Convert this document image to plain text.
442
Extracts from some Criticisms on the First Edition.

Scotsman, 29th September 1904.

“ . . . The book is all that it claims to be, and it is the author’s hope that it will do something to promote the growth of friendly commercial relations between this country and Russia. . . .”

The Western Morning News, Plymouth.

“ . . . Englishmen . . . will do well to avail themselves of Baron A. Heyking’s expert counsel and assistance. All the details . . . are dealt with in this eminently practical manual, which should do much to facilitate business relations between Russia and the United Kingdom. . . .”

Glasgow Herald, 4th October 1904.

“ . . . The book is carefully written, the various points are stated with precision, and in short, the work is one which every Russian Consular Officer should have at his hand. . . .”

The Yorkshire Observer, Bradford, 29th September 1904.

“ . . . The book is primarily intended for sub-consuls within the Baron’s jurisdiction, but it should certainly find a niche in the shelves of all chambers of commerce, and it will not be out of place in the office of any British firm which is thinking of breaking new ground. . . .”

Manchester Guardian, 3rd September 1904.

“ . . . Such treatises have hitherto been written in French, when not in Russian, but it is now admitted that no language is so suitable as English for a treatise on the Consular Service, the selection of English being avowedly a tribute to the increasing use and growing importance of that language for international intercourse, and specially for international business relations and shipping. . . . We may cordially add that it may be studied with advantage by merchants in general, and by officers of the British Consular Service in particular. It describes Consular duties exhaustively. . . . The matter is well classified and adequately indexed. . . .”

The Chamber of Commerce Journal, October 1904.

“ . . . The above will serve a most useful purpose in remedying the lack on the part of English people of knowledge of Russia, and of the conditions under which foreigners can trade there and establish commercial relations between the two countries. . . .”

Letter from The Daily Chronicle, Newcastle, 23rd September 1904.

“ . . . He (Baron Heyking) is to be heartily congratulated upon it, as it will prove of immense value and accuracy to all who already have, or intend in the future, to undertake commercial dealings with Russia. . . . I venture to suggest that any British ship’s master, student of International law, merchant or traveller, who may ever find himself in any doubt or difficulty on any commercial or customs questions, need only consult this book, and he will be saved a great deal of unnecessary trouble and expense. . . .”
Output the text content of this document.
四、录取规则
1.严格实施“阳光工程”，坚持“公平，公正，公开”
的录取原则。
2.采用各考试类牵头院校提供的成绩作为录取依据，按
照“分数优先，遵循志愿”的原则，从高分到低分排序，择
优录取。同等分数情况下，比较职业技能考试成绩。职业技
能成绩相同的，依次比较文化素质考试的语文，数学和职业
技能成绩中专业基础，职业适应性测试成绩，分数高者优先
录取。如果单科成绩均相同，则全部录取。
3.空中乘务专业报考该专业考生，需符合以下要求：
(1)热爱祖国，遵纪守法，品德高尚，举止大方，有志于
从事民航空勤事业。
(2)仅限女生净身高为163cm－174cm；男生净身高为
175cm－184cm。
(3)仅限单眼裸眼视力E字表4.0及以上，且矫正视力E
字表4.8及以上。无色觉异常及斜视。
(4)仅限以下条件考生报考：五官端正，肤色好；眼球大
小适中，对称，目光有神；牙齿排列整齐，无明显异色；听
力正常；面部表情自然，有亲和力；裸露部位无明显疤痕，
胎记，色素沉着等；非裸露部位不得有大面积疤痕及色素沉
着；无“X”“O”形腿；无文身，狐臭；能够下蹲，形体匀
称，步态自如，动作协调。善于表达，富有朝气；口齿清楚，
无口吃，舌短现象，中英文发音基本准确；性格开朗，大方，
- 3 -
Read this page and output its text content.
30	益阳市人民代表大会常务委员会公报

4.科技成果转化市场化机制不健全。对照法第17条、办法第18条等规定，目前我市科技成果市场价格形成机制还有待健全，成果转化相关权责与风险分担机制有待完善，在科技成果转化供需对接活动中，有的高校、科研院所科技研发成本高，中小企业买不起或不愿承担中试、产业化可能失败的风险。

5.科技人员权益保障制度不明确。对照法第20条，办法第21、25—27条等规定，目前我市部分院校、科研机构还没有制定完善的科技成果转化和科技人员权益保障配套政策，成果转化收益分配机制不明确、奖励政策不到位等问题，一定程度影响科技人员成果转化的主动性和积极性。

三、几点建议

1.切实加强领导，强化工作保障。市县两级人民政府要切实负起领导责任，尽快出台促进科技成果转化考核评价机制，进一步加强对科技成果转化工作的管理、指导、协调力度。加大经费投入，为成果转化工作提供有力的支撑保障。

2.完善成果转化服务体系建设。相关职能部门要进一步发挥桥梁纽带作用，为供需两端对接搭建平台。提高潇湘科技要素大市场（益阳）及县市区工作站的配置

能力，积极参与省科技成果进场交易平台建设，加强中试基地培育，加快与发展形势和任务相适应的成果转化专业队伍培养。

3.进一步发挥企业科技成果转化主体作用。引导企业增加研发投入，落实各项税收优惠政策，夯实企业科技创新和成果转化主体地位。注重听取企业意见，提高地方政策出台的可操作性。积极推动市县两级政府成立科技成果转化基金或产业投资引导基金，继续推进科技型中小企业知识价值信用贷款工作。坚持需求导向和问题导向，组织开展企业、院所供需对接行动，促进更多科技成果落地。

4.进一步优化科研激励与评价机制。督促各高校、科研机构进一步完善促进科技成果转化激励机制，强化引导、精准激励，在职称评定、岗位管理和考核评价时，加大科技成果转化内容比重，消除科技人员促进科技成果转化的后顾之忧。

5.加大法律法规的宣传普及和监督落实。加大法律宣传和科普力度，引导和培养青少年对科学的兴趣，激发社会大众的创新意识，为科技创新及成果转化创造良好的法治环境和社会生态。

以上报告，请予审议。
------------------------------------------------------------------------
- Stated problem: Take the data above and return it exactly.

- Solution:
Convert this document image to plain text.
442
Extracts from some Criticisms on the First Edition.

Scotsman, 29th September 1904.

“ . . . The book is all that it claims to be, and it is the author’s hope that it will do something to promote the growth of friendly commercial relations between this country and Russia. . . .”

The Western Morning News, Plymouth.

“ . . . Englishmen . . . will do well to avail themselves of Baron A. Heyking’s expert counsel and assistance. All the details . . . are dealt with in this eminently practical manual, which should do much to facilitate business relations between Russia and the United Kingdom. . . .”

Glasgow Herald, 4th October 1904.

“ . . . The book is carefully written, the various points are stated with precision, and in short, the work is one which every Russian Consular Officer should have at his hand. . . .”

The Yorkshire Observer, Bradford, 29th September 1904.

“ . . . The book is primarily intended for sub-consuls within the Baron’s jurisdiction, but it should certainly find a niche in the shelves of all chambers of commerce, and it will not be out of place in the office of any British firm which is thinking of breaking new ground. . . .”

Manchester Guardian, 3rd September 1904.

“ . . . Such treatises have hitherto been written in French, when not in Russian, but it is now admitted that no language is so suitable as English for a treatise on the Consular Service, the selection of English being avowedly a tribute to the increasing use and growing importance of that language for international intercourse, and specially for international business relations and shipping. . . . We may cordially add that it may be studied with advantage by merchants in general, and by officers of the British Consular Service in particular. It describes Consular duties exhaustively. . . . The matter is well classified and adequately indexed. . . .”

The Chamber of Commerce Journal, October 1904.

“ . . . The above will serve a most useful purpose in remedying the lack on the part of English people of knowledge of Russia, and of the conditions under which foreigners can trade there and establish commercial relations between the two countries. . . .”

Letter from The Daily Chronicle, Newcastle, 23rd September 1904.

“ . . . He (Baron Heyking) is to be heartily congratulated upon it, as it will prove of immense value and accuracy to all who already have, or intend in the future, to undertake commercial dealings with Russia. . . . I venture to suggest that any British ship’s master, student of International law, merchant or traveller, who may ever find himself in any doubt or difficulty on any commercial or customs questions, need only consult this book, and he will be saved a great deal of unnecessary trouble and expense. . . .”
Output the text content of this document.
四、录取规则
1.严格实施“阳光工程”，坚持“公平，公正，公开”
的录取原则。
2.采用各考试类牵头院校提供的成绩作为录取依据，按
照“分数优先，遵循志愿”的原则，从高分到低分排序，择
优录取。同等分数情况下，比较职业技能考试成绩。职业技
能成绩相同的，依次比较文化素质考试的语文，数学和职业
技能成绩中专业基础，职业适应性测试成绩，分数高者优先
录取。如果单科成绩均相同，则全部录取。
3.空中乘务专业报考该专业考生，需符合以下要求：
(1)热爱祖国，遵纪守法，品德高尚，举止大方，有志于
从事民航空勤事业。
(2)仅限女生净身高为163cm－174cm；男生净身高为
175cm－184cm。
(3)仅限单眼裸眼视力E字表4.0及以上，且矫正视力E
字表4.8及以上。无色觉异常及斜视。
(4)仅限以下条件考生报考：五官端正，肤色好；眼球大
小适中，对称，目光有神；牙齿排列整齐，无明显异色；听
力正常；面部表情自然，有亲和力；裸露部位无明显疤痕，
胎记，色素沉着等；非裸露部位不得有大面积疤痕及色素沉
着；无“X”“O”形腿；无文身，狐臭；能够下蹲，形体匀
称，步态自如，动作协调。善于表达，富有朝气；口齿清楚，
无口吃，舌短现象，中英文发音基本准确；性格开朗，大方，
- 3 -
Read this page and output its text content.
30	益阳市人民代表大会常务委员会公报

4.科技成果转化市场化机制不健全。对照法第17条、办法第18条等规定，目前我市科技成果市场价格形成机制还有待健全，成果转化相关权责与风险分担机制有待完善，在科技成果转化供需对接活动中，有的高校、科研院所科技研发成本高，中小企业买不起或不愿承担中试、产业化可能失败的风险。

5.科技人员权益保障制度不明确。对照法第20条，办法第21、25—27条等规定，目前我市部分院校、科研机构还没有制定完善的科技成果转化和科技人员权益保障配套政策，成果转化收益分配机制不明确、奖励政策不到位等问题，一定程度影响科技人员成果转化的主动性和积极性。

三、几点建议

1.切实加强领导，强化工作保障。市县两级人民政府要切实负起领导责任，尽快出台促进科技成果转化考核评价机制，进一步加强对科技成果转化工作的管理、指导、协调力度。加大经费投入，为成果转化工作提供有力的支撑保障。

2.完善成果转化服务体系建设。相关职能部门要进一步发挥桥梁纽带作用，为供需两端对接搭建平台。提高潇湘科技要素大市场（益阳）及县市区工作站的配置

能力，积极参与省科技成果进场交易平台建设，加强中试基地培育，加快与发展形势和任务相适应的成果转化专业队伍培养。

3.进一步发挥企业科技成果转化主体作用。引导企业增加研发投入，落实各项税收优惠政策，夯实企业科技创新和成果转化主体地位。注重听取企业意见，提高地方政策出台的可操作性。积极推动市县两级政府成立科技成果转化基金或产业投资引导基金，继续推进科技型中小企业知识价值信用贷款工作。坚持需求导向和问题导向，组织开展企业、院所供需对接行动，促进更多科技成果落地。

4.进一步优化科研激励与评价机制。督促各高校、科研机构进一步完善促进科技成果转化激励机制，强化引导、精准激励，在职称评定、岗位管理和考核评价时，加大科技成果转化内容比重，消除科技人员促进科技成果转化的后顾之忧。

5.加大法律法规的宣传普及和监督落实。加大法律宣传和科普力度，引导和培养青少年对科学的兴趣，激发社会大众的创新意识，为科技创新及成果转化创造良好的法治环境和社会生态。

以上报告，请予审议。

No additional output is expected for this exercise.